───── Stored records ─────
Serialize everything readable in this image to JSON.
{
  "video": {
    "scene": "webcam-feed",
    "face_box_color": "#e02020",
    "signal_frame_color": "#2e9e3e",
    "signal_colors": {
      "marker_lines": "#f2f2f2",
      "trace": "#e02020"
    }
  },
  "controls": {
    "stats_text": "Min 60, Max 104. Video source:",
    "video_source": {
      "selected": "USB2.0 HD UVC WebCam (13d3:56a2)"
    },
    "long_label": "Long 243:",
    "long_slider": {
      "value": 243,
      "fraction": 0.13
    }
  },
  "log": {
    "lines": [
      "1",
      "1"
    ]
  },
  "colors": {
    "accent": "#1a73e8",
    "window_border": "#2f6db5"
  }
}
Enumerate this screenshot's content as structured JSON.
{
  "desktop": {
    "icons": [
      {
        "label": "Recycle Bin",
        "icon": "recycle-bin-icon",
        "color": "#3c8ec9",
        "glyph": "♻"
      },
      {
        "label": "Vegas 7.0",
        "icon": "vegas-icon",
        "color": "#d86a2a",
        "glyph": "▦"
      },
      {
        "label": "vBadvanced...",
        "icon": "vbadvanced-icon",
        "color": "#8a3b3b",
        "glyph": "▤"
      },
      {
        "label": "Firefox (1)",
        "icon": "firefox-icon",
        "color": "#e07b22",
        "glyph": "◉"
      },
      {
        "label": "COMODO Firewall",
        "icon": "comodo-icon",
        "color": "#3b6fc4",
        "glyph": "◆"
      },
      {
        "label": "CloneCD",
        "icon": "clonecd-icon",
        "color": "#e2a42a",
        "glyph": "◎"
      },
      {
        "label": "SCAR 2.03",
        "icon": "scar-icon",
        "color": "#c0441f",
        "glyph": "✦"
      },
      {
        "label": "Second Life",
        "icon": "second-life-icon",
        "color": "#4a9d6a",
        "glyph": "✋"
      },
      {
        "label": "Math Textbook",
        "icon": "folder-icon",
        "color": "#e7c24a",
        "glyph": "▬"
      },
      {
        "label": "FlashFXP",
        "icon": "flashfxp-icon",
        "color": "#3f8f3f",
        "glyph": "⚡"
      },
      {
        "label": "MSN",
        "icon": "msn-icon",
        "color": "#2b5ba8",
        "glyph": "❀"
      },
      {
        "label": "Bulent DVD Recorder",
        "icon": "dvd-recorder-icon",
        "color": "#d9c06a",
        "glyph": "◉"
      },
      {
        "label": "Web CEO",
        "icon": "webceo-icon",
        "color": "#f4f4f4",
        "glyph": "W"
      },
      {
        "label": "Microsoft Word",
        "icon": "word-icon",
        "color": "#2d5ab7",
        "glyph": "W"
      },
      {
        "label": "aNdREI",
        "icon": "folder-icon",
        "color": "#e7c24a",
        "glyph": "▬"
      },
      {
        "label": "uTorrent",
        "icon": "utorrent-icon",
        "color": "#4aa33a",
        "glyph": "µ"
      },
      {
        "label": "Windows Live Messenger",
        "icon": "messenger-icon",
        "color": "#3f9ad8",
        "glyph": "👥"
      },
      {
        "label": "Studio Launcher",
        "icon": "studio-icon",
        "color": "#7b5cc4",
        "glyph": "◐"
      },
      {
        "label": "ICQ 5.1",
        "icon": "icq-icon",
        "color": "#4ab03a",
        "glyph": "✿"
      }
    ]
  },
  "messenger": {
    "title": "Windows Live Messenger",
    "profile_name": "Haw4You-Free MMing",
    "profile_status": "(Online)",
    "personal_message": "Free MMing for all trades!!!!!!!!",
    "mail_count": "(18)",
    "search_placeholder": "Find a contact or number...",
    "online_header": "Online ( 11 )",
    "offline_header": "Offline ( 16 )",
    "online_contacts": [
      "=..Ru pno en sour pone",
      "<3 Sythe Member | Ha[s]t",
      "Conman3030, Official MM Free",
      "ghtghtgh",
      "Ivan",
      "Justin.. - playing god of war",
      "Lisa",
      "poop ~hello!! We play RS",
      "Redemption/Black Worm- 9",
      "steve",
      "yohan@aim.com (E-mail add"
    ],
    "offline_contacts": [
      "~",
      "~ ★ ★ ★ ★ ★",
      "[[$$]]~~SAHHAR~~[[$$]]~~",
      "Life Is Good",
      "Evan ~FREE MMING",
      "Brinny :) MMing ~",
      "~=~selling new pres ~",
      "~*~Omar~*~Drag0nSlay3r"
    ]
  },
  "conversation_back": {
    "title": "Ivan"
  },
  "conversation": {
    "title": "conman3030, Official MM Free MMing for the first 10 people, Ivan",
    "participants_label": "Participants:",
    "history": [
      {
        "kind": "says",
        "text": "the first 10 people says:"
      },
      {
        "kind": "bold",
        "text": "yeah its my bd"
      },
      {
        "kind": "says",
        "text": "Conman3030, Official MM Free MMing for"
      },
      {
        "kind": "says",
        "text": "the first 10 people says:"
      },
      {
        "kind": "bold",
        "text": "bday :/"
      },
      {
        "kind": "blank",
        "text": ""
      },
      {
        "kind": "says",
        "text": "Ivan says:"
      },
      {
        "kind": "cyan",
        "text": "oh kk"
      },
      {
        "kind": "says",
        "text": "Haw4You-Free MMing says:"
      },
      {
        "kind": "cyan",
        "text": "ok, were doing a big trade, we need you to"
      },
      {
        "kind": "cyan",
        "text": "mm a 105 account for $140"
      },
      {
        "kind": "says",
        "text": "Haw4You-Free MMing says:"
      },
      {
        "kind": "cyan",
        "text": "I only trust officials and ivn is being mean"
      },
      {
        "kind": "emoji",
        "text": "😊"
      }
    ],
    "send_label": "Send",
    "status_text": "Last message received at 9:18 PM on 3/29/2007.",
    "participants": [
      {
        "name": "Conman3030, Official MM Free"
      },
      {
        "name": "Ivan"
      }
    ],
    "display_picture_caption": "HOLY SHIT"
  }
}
─────
What you are asked to do —
Print every entry exactly as it appears.

Response below —
Serialize everything readable in this image to JSON.
{
  "video": {
    "scene": "webcam-feed",
    "face_box_color": "#e02020",
    "signal_frame_color": "#2e9e3e",
    "signal_colors": {
      "marker_lines": "#f2f2f2",
      "trace": "#e02020"
    }
  },
  "controls": {
    "stats_text": "Min 60, Max 104. Video source:",
    "video_source": {
      "selected": "USB2.0 HD UVC WebCam (13d3:56a2)"
    },
    "long_label": "Long 243:",
    "long_slider": {
      "value": 243,
      "fraction": 0.13
    }
  },
  "log": {
    "lines": [
      "1",
      "1"
    ]
  },
  "colors": {
    "accent": "#1a73e8",
    "window_border": "#2f6db5"
  }
}
Enumerate this screenshot's content as structured JSON.
{
  "desktop": {
    "icons": [
      {
        "label": "Recycle Bin",
        "icon": "recycle-bin-icon",
        "color": "#3c8ec9",
        "glyph": "♻"
      },
      {
        "label": "Vegas 7.0",
        "icon": "vegas-icon",
        "color": "#d86a2a",
        "glyph": "▦"
      },
      {
        "label": "vBadvanced...",
        "icon": "vbadvanced-icon",
        "color": "#8a3b3b",
        "glyph": "▤"
      },
      {
        "label": "Firefox (1)",
        "icon": "firefox-icon",
        "color": "#e07b22",
        "glyph": "◉"
      },
      {
        "label": "COMODO Firewall",
        "icon": "comodo-icon",
        "color": "#3b6fc4",
        "glyph": "◆"
      },
      {
        "label": "CloneCD",
        "icon": "clonecd-icon",
        "color": "#e2a42a",
        "glyph": "◎"
      },
      {
        "label": "SCAR 2.03",
        "icon": "scar-icon",
        "color": "#c0441f",
        "glyph": "✦"
      },
      {
        "label": "Second Life",
        "icon": "second-life-icon",
        "color": "#4a9d6a",
        "glyph": "✋"
      },
      {
        "label": "Math Textbook",
        "icon": "folder-icon",
        "color": "#e7c24a",
        "glyph": "▬"
      },
      {
        "label": "FlashFXP",
        "icon": "flashfxp-icon",
        "color": "#3f8f3f",
        "glyph": "⚡"
      },
      {
        "label": "MSN",
        "icon": "msn-icon",
        "color": "#2b5ba8",
        "glyph": "❀"
      },
      {
        "label": "Bulent DVD Recorder",
        "icon": "dvd-recorder-icon",
        "color": "#d9c06a",
        "glyph": "◉"
      },
      {
        "label": "Web CEO",
        "icon": "webceo-icon",
        "color": "#f4f4f4",
        "glyph": "W"
      },
      {
        "label": "Microsoft Word",
        "icon": "word-icon",
        "color": "#2d5ab7",
        "glyph": "W"
      },
      {
        "label": "aNdREI",
        "icon": "folder-icon",
        "color": "#e7c24a",
        "glyph": "▬"
      },
      {
        "label": "uTorrent",
        "icon": "utorrent-icon",
        "color": "#4aa33a",
        "glyph": "µ"
      },
      {
        "label": "Windows Live Messenger",
        "icon": "messenger-icon",
        "color": "#3f9ad8",
        "glyph": "👥"
      },
      {
        "label": "Studio Launcher",
        "icon": "studio-icon",
        "color": "#7b5cc4",
        "glyph": "◐"
      },
      {
        "label": "ICQ 5.1",
        "icon": "icq-icon",
        "color": "#4ab03a",
        "glyph": "✿"
      }
    ]
  },
  "messenger": {
    "title": "Windows Live Messenger",
    "profile_name": "Haw4You-Free MMing",
    "profile_status": "(Online)",
    "personal_message": "Free MMing for all trades!!!!!!!!",
    "mail_count": "(18)",
    "search_placeholder": "Find a contact or number...",
    "online_header": "Online ( 11 )",
    "offline_header": "Offline ( 16 )",
    "online_contacts": [
      "=..Ru pno en sour pone",
      "<3 Sythe Member | Ha[s]t",
      "Conman3030, Official MM Free",
      "ghtghtgh",
      "Ivan",
      "Justin.. - playing god of war",
      "Lisa",
      "poop ~hello!! We play RS",
      "Redemption/Black Worm- 9",
      "steve",
      "yohan@aim.com (E-mail add"
    ],
    "offline_contacts": [
      "~",
      "~ ★ ★ ★ ★ ★",
      "[[$$]]~~SAHHAR~~[[$$]]~~",
      "Life Is Good",
      "Evan ~FREE MMING",
      "Brinny :) MMing ~",
      "~=~selling new pres ~",
      "~*~Omar~*~Drag0nSlay3r"
    ]
  },
  "conversation_back": {
    "title": "Ivan"
  },
  "conversation": {
    "title": "conman3030, Official MM Free MMing for the first 10 people, Ivan",
    "participants_label": "Participants:",
    "history": [
      {
        "kind": "says",
        "text": "the first 10 people says:"
      },
      {
        "kind": "bold",
        "text": "yeah its my bd"
      },
      {
        "kind": "says",
        "text": "Conman3030, Official MM Free MMing for"
      },
      {
        "kind": "says",
        "text": "the first 10 people says:"
      },
      {
        "kind": "bold",
        "text": "bday :/"
      },
      {
        "kind": "blank",
        "text": ""
      },
      {
        "kind": "says",
        "text": "Ivan says:"
      },
      {
        "kind": "cyan",
        "text": "oh kk"
      },
      {
        "kind": "says",
        "text": "Haw4You-Free MMing says:"
      },
      {
        "kind": "cyan",
        "text": "ok, were doing a big trade, we need you to"
      },
      {
        "kind": "cyan",
        "text": "mm a 105 account for $140"
      },
      {
        "kind": "says",
        "text": "Haw4You-Free MMing says:"
      },
      {
        "kind": "cyan",
        "text": "I only trust officials and ivn is being mean"
      },
      {
        "kind": "emoji",
        "text": "😊"
      }
    ],
    "send_label": "Send",
    "status_text": "Last message received at 9:18 PM on 3/29/2007.",
    "participants": [
      {
        "name": "Conman3030, Official MM Free"
      },
      {
        "name": "Ivan"
      }
    ],
    "display_picture_caption": "HOLY SHIT"
  }
}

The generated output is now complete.